Instructions to follow :: Give the count of lines containing the string "exponential", with no other output.

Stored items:
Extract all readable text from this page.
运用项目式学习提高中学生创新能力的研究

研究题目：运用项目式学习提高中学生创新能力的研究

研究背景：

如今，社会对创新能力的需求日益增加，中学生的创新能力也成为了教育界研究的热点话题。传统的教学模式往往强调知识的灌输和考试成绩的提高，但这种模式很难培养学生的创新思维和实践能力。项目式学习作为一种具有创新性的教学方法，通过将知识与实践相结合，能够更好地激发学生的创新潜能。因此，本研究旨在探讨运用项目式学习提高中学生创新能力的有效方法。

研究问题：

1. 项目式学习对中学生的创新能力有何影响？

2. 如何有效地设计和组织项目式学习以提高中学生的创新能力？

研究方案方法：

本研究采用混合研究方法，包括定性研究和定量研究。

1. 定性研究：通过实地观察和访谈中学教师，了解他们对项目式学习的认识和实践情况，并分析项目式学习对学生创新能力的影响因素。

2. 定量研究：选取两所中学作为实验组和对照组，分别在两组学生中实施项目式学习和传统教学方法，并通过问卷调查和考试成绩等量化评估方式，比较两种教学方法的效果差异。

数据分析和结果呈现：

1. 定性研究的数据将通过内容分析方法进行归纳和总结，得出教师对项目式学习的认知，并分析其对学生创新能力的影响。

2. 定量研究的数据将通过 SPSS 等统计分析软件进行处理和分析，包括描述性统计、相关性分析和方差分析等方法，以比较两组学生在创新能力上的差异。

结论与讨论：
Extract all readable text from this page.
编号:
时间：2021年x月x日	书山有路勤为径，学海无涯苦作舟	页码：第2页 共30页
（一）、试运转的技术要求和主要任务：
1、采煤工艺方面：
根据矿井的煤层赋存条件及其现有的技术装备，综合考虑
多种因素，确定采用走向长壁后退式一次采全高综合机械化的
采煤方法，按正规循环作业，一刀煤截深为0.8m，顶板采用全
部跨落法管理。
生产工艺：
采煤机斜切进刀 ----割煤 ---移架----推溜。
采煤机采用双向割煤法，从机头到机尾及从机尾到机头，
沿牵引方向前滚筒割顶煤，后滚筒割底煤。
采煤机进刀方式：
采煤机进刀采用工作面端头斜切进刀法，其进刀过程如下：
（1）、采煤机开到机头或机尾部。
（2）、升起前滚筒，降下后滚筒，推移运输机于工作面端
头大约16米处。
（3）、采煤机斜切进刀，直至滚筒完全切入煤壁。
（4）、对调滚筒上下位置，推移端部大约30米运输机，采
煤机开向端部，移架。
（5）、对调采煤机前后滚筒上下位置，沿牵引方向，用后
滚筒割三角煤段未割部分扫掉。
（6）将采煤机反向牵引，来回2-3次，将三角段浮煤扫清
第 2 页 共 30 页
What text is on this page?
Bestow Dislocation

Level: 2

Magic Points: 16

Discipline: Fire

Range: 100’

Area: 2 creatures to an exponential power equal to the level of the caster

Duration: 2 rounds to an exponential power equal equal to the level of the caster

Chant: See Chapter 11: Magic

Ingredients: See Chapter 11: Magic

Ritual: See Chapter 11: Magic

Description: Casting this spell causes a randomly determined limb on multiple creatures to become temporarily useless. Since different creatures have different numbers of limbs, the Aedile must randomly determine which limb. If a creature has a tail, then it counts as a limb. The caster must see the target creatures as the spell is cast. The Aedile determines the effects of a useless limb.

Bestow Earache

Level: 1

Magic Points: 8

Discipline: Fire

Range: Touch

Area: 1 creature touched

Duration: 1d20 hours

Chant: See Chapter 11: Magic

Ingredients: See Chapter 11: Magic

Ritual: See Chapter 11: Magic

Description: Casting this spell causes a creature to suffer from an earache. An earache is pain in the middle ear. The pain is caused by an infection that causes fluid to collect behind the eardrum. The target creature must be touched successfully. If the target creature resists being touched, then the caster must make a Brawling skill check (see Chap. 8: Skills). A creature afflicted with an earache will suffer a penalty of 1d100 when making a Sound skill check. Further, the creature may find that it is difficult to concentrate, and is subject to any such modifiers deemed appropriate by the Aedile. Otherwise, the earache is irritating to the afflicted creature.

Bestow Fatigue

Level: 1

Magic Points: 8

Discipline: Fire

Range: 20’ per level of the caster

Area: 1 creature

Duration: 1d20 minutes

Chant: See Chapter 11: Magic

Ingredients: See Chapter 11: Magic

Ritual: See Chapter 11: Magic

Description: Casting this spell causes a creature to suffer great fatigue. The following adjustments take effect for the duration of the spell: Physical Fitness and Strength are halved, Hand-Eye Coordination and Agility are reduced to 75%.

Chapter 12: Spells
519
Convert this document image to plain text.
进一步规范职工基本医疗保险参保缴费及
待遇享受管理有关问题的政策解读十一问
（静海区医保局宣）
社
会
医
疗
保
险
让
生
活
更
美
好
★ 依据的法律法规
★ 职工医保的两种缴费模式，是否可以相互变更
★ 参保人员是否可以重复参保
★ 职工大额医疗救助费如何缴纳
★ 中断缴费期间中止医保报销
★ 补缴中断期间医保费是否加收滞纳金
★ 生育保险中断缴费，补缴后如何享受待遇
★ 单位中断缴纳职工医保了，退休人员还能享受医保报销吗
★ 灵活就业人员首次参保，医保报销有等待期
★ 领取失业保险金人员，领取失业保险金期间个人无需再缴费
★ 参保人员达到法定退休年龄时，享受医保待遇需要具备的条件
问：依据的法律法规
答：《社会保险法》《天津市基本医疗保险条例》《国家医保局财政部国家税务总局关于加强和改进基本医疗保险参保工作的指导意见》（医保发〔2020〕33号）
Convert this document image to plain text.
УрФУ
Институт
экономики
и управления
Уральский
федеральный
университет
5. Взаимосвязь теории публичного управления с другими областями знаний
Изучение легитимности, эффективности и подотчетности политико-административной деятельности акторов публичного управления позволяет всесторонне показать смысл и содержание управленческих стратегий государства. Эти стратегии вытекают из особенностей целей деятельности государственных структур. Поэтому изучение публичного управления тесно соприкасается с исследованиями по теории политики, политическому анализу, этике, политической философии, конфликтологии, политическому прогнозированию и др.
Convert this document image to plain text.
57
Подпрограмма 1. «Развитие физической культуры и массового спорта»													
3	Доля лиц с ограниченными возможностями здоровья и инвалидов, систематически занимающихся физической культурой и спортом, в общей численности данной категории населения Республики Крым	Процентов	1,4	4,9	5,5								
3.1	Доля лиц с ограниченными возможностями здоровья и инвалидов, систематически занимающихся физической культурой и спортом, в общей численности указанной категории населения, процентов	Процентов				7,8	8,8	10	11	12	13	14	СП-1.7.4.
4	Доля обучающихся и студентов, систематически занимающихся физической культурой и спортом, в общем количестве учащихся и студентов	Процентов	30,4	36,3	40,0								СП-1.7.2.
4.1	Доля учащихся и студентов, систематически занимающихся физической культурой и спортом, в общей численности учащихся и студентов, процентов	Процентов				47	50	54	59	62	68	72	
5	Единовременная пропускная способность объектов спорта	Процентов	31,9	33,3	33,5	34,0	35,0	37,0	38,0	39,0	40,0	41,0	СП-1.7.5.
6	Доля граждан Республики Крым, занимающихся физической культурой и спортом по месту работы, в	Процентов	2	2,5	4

Exercise output :: 2